• _Stated goal_:
Reproduce the records below exactly as they appear.

Extracted material start

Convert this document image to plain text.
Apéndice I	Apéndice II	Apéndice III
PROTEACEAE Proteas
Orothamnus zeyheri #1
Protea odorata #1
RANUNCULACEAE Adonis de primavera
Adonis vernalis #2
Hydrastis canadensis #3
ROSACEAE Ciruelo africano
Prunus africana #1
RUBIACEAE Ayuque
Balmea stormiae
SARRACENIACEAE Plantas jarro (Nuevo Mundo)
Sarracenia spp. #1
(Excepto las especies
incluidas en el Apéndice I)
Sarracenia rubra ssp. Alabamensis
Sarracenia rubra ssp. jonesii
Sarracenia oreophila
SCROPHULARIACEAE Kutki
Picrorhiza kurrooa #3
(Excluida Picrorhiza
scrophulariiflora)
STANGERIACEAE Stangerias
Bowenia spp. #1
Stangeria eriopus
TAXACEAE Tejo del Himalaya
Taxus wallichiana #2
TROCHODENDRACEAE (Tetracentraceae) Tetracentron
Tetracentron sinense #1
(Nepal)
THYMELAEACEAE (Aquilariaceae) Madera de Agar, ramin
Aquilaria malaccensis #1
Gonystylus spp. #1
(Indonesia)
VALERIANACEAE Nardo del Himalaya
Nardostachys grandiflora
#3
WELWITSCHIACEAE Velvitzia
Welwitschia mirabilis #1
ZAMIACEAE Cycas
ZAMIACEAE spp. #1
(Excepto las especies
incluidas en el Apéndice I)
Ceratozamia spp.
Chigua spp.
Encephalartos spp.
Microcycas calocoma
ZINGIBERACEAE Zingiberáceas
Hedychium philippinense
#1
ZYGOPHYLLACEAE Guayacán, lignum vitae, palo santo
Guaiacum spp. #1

Extracted material end

• _Written answer_:
Convert this document image to plain text.
Apéndice I	Apéndice II	Apéndice III
PROTEACEAE Proteas
Orothamnus zeyheri #1
Protea odorata #1
RANUNCULACEAE Adonis de primavera
Adonis vernalis #2
Hydrastis canadensis #3
ROSACEAE Ciruelo africano
Prunus africana #1
RUBIACEAE Ayuque
Balmea stormiae
SARRACENIACEAE Plantas jarro (Nuevo Mundo)
Sarracenia spp. #1
(Excepto las especies
incluidas en el Apéndice I)
Sarracenia rubra ssp. Alabamensis
Sarracenia rubra ssp. jonesii
Sarracenia oreophila
SCROPHULARIACEAE Kutki
Picrorhiza kurrooa #3
(Excluida Picrorhiza
scrophulariiflora)
STANGERIACEAE Stangerias
Bowenia spp. #1
Stangeria eriopus
TAXACEAE Tejo del Himalaya
Taxus wallichiana #2
TROCHODENDRACEAE (Tetracentraceae) Tetracentron
Tetracentron sinense #1
(Nepal)
THYMELAEACEAE (Aquilariaceae) Madera de Agar, ramin
Aquilaria malaccensis #1
Gonystylus spp. #1
(Indonesia)
VALERIANACEAE Nardo del Himalaya
Nardostachys grandiflora
#3
WELWITSCHIACEAE Velvitzia
Welwitschia mirabilis #1
ZAMIACEAE Cycas
ZAMIACEAE spp. #1
(Excepto las especies
incluidas en el Apéndice I)
Ceratozamia spp.
Chigua spp.
Encephalartos spp.
Microcycas calocoma
ZINGIBERACEAE Zingiberáceas
Hedychium philippinense
#1
ZYGOPHYLLACEAE Guayacán, lignum vitae, palo santo
Guaiacum spp. #1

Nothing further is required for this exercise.